▶ Exercise
Identify the lines that include the word "取最小值时", then copy all of them.

··· Data entries ···

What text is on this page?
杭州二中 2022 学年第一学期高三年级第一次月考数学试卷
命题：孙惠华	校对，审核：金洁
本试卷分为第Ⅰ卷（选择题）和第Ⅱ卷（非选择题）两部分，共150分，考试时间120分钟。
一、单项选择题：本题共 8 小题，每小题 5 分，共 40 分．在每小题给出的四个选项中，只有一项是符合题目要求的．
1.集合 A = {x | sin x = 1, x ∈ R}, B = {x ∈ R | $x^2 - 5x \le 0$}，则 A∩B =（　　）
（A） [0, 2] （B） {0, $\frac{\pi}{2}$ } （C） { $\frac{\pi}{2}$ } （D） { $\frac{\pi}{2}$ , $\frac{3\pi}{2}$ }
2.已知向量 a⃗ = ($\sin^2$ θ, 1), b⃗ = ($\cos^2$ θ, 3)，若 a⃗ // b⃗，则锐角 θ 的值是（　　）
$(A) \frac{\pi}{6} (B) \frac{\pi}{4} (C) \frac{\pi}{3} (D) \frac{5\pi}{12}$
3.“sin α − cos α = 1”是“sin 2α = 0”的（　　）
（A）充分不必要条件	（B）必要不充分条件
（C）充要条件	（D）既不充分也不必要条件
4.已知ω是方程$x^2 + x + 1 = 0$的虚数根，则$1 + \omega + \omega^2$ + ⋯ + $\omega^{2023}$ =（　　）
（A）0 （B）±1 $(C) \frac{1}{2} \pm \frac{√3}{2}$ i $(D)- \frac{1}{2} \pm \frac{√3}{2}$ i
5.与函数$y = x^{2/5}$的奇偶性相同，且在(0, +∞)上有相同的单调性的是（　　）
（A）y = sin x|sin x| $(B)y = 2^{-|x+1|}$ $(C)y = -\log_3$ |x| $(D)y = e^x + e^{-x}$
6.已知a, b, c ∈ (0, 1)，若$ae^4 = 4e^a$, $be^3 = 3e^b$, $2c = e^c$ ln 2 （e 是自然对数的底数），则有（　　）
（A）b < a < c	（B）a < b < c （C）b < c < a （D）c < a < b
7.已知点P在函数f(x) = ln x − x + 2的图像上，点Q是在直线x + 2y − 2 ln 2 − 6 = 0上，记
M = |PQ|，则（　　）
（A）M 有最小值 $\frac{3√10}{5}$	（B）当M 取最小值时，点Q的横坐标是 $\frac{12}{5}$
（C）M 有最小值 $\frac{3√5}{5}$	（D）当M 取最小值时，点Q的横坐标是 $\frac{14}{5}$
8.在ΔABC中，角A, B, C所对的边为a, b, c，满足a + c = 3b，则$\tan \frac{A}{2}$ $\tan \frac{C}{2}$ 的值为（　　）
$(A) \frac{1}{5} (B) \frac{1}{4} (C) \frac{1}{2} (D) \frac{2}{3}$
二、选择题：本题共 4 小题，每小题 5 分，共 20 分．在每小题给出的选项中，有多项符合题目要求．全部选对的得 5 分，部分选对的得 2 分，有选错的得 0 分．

···

▶ Reply to the exercise
（A）M 有最小值 $\frac{3√10}{5}$	（B）当M 取最小值时，点Q的横坐标是 $\frac{12}{5}$
（C）M 有最小值 $\frac{3√5}{5}$	（D）当M 取最小值时，点Q的横坐标是 $\frac{14}{5}$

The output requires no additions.